>> begin

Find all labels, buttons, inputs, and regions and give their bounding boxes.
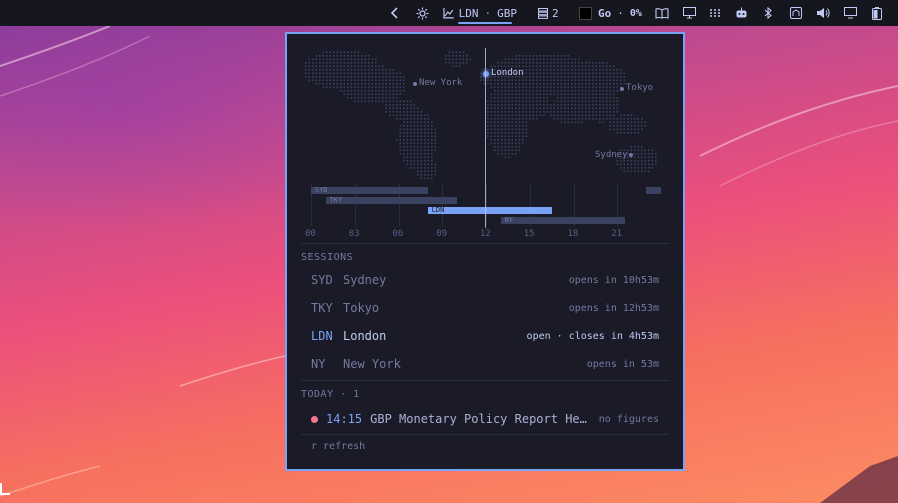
- city-label-tokyo: Tokyo: [626, 83, 654, 93]
- session-row-syd[interactable]: SYD Sydney opens in 10h53m: [311, 270, 659, 290]
- event-row[interactable]: 14:15 GBP Monetary Policy Report He… no …: [311, 410, 659, 428]
- city-label-sydney: Sydney: [595, 150, 628, 160]
- current-time-line: [484, 48, 486, 228]
- timeline-gridline: [442, 184, 444, 226]
- robot-icon[interactable]: [733, 0, 749, 26]
- session-code: TKY: [311, 301, 333, 315]
- session-status: opens in 12h53m: [568, 302, 659, 314]
- divider: [301, 243, 669, 244]
- city-marker-tokyo: [620, 87, 624, 91]
- go-label: Go: [598, 6, 612, 20]
- brightness-icon[interactable]: [414, 0, 430, 26]
- timeline-tick-label: 21: [611, 229, 623, 239]
- session-bar-ldn: LDN: [427, 207, 552, 214]
- session-name: New York: [343, 357, 401, 371]
- city-label-london: London: [491, 68, 524, 78]
- active-widget-underline: [458, 22, 512, 24]
- bluetooth-icon[interactable]: [761, 0, 775, 26]
- timeline-tick-label: 18: [567, 229, 579, 239]
- session-code: LDN: [311, 329, 333, 343]
- mouse-cursor: [0, 483, 10, 495]
- session-bar-ny: NY: [500, 217, 625, 224]
- session-code: SYD: [311, 273, 333, 287]
- session-code: NY: [311, 357, 326, 371]
- session-row-tky[interactable]: TKY Tokyo opens in 12h53m: [311, 298, 659, 318]
- top-bar: LDN · GBP 2 Go · 0%: [0, 0, 898, 26]
- divider: [301, 434, 669, 435]
- city-marker-sydney: [629, 153, 633, 157]
- session-bar-syd: [646, 187, 661, 194]
- workspace-widget[interactable]: 2: [538, 0, 564, 26]
- session-status: opens in 53m: [586, 358, 659, 370]
- book-icon[interactable]: [654, 0, 670, 26]
- timeline-tick-label: 09: [436, 229, 448, 239]
- city-label-new-york: New York: [419, 78, 463, 88]
- event-time: 14:15: [326, 412, 363, 426]
- currency-label: GBP: [497, 6, 517, 20]
- market-sessions-popup: New York London Tokyo Sydney 00 03 06 09 12 1…: [285, 32, 685, 471]
- city-marker-new-york: [413, 82, 417, 86]
- timeline-tick-label: 03: [348, 229, 360, 239]
- world-dot-map: [305, 51, 657, 180]
- market-label: LDN: [458, 6, 479, 20]
- event-title: GBP Monetary Policy Report He…: [370, 412, 587, 426]
- go-logo-icon: [579, 6, 592, 20]
- timeline-tick-label: 06: [392, 229, 404, 239]
- event-impact-dot: [311, 415, 318, 423]
- timeline-gridline: [486, 184, 487, 226]
- session-status: open · closes in 4h53m: [526, 330, 659, 342]
- session-bar-syd: SYD: [311, 187, 428, 194]
- session-row-ny[interactable]: NY New York opens in 53m: [311, 354, 659, 374]
- session-row-ldn[interactable]: LDN London open · closes in 4h53m: [311, 326, 659, 346]
- battery-icon[interactable]: [869, 0, 885, 26]
- network-icon[interactable]: [788, 0, 804, 26]
- workspace-count: 2: [552, 6, 559, 20]
- timeline-tick-label: 12: [480, 229, 491, 239]
- timeline-tick-label: 00: [305, 229, 316, 239]
- divider: [301, 380, 669, 381]
- sessions-title: SESSIONS: [301, 252, 354, 263]
- go-value: 0%: [629, 7, 642, 19]
- timeline-tick-label: 15: [523, 229, 535, 239]
- monitor-icon[interactable]: [842, 0, 858, 26]
- volume-icon[interactable]: [814, 0, 832, 26]
- display-icon[interactable]: [681, 0, 697, 26]
- session-status: opens in 10h53m: [568, 274, 659, 286]
- event-status: no figures: [598, 413, 659, 425]
- stack-icon: [538, 7, 548, 19]
- separator-dot: ·: [617, 6, 624, 20]
- go-widget[interactable]: Go · 0%: [579, 0, 645, 26]
- session-name: London: [343, 329, 387, 343]
- today-title: TODAY · 1: [301, 389, 360, 400]
- chart-line-icon: [443, 7, 454, 18]
- session-bar-tky: TKY: [325, 197, 457, 204]
- session-name: Sydney: [343, 273, 387, 287]
- refresh-hint[interactable]: r refresh: [311, 441, 365, 452]
- session-name: Tokyo: [343, 301, 380, 315]
- chevron-left-icon[interactable]: [388, 0, 402, 26]
- separator-dot: ·: [484, 6, 492, 20]
- grid-dots-icon[interactable]: [707, 0, 723, 26]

>> end

| Problem |
Copy the material above line for line, without changing anything, and omit the picture.

| Full response |
Find all labels, buttons, inputs, and regions and give their bounding boxes.
- city-label-tokyo: Tokyo: [626, 83, 654, 93]
- session-row-syd[interactable]: SYD Sydney opens in 10h53m: [311, 270, 659, 290]
- event-row[interactable]: 14:15 GBP Monetary Policy Report He… no …: [311, 410, 659, 428]
- city-label-sydney: Sydney: [595, 150, 628, 160]
- current-time-line: [484, 48, 486, 228]
- timeline-gridline: [442, 184, 444, 226]
- robot-icon[interactable]: [733, 0, 749, 26]
- session-code: TKY: [311, 301, 333, 315]
- session-status: opens in 12h53m: [568, 302, 659, 314]
- divider: [301, 243, 669, 244]
- city-marker-tokyo: [620, 87, 624, 91]
- go-label: Go: [598, 6, 612, 20]
- brightness-icon[interactable]: [414, 0, 430, 26]
- timeline-tick-label: 21: [611, 229, 623, 239]
- session-bar-ldn: LDN: [427, 207, 552, 214]
- session-name: New York: [343, 357, 401, 371]
- city-label-london: London: [491, 68, 524, 78]
- active-widget-underline: [458, 22, 512, 24]
- bluetooth-icon[interactable]: [761, 0, 775, 26]
- timeline-tick-label: 18: [567, 229, 579, 239]
- session-code: LDN: [311, 329, 333, 343]
- mouse-cursor: [0, 483, 10, 495]
- session-bar-ny: NY: [500, 217, 625, 224]
- session-code: SYD: [311, 273, 333, 287]
- session-code: NY: [311, 357, 326, 371]
- session-row-tky[interactable]: TKY Tokyo opens in 12h53m: [311, 298, 659, 318]
- top-bar: LDN · GBP 2 Go · 0%: [0, 0, 898, 26]
- divider: [301, 434, 669, 435]
- city-marker-sydney: [629, 153, 633, 157]
- session-bar-syd: [646, 187, 661, 194]
- workspace-widget[interactable]: 2: [538, 0, 564, 26]
- session-status: opens in 53m: [586, 358, 659, 370]
- book-icon[interactable]: [654, 0, 670, 26]
- timeline-tick-label: 09: [436, 229, 448, 239]
- city-label-new-york: New York: [419, 78, 463, 88]
- event-time: 14:15: [326, 412, 363, 426]
- currency-label: GBP: [497, 6, 517, 20]
- market-sessions-popup: New York London Tokyo Sydney 00 03 06 09 12 1…: [285, 32, 685, 471]
- city-marker-new-york: [413, 82, 417, 86]
- timeline-tick-label: 03: [348, 229, 360, 239]
- world-dot-map: [305, 51, 657, 180]
- market-label: LDN: [458, 6, 479, 20]
- event-title: GBP Monetary Policy Report He…: [370, 412, 587, 426]
- go-logo-icon: [579, 6, 592, 20]
- timeline-tick-label: 06: [392, 229, 404, 239]
- event-impact-dot: [311, 415, 318, 423]
- timeline-gridline: [486, 184, 487, 226]
- session-status: open · closes in 4h53m: [526, 330, 659, 342]
- session-bar-syd: SYD: [311, 187, 428, 194]
- session-row-ny[interactable]: NY New York opens in 53m: [311, 354, 659, 374]
- session-row-ldn[interactable]: LDN London open · closes in 4h53m: [311, 326, 659, 346]
- battery-icon[interactable]: [869, 0, 885, 26]
- network-icon[interactable]: [788, 0, 804, 26]
- workspace-count: 2: [552, 6, 559, 20]
- timeline-tick-label: 12: [480, 229, 491, 239]
- timeline-tick-label: 00: [305, 229, 316, 239]
- divider: [301, 380, 669, 381]
- sessions-title: SESSIONS: [301, 252, 354, 263]
- go-value: 0%: [629, 7, 642, 19]
- timeline-tick-label: 15: [523, 229, 535, 239]
- monitor-icon[interactable]: [842, 0, 858, 26]
- volume-icon[interactable]: [814, 0, 832, 26]
- display-icon[interactable]: [681, 0, 697, 26]
- session-status: opens in 10h53m: [568, 274, 659, 286]
- event-status: no figures: [598, 413, 659, 425]
- stack-icon: [538, 7, 548, 19]
- separator-dot: ·: [617, 6, 624, 20]
- go-widget[interactable]: Go · 0%: [579, 0, 645, 26]
- session-name: London: [343, 329, 387, 343]
- today-title: TODAY · 1: [301, 389, 360, 400]
- chart-line-icon: [443, 7, 454, 18]
- session-bar-tky: TKY: [325, 197, 457, 204]
- session-name: Sydney: [343, 273, 387, 287]
- refresh-hint[interactable]: r refresh: [311, 441, 365, 452]
- session-name: Tokyo: [343, 301, 380, 315]
- chevron-left-icon[interactable]: [388, 0, 402, 26]
- separator-dot: ·: [484, 6, 492, 20]
- grid-dots-icon[interactable]: [707, 0, 723, 26]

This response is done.